Go through the material below, count the lines with the word "that", and reply with the count alone.

■ Extracted records:

-----

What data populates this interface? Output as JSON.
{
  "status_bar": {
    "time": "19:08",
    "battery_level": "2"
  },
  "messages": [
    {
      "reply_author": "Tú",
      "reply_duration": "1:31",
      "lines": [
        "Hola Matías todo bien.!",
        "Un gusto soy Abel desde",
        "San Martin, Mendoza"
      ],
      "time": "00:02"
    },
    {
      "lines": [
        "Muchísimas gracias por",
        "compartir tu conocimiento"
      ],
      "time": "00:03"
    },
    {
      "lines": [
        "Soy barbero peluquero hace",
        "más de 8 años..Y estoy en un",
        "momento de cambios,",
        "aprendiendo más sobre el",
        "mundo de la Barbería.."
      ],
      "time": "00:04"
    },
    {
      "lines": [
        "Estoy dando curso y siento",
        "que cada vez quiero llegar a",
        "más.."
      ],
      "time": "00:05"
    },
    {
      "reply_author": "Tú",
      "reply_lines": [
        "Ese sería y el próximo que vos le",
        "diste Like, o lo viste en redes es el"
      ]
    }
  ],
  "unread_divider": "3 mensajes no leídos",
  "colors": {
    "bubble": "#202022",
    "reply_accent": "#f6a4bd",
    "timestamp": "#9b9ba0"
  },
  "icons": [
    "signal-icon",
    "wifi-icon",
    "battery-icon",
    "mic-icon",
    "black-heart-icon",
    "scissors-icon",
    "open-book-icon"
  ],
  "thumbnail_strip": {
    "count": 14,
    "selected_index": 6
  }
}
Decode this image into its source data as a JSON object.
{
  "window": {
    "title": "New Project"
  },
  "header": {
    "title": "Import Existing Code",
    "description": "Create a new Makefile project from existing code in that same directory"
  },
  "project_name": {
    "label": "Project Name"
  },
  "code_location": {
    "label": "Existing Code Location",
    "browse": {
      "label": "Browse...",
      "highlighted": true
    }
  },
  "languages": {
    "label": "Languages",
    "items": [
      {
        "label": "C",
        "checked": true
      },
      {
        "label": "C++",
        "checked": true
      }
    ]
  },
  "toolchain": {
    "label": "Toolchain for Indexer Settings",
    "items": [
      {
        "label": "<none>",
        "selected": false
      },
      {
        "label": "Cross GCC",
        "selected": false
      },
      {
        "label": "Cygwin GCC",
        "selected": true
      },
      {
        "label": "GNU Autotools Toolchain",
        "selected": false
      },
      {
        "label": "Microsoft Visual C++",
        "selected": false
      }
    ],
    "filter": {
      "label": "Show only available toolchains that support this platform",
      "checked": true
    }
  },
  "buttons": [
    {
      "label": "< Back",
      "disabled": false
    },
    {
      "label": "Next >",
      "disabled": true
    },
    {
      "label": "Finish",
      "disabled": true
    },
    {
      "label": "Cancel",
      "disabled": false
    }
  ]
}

-----

■ OUTPUT FOR THIS TASK:
2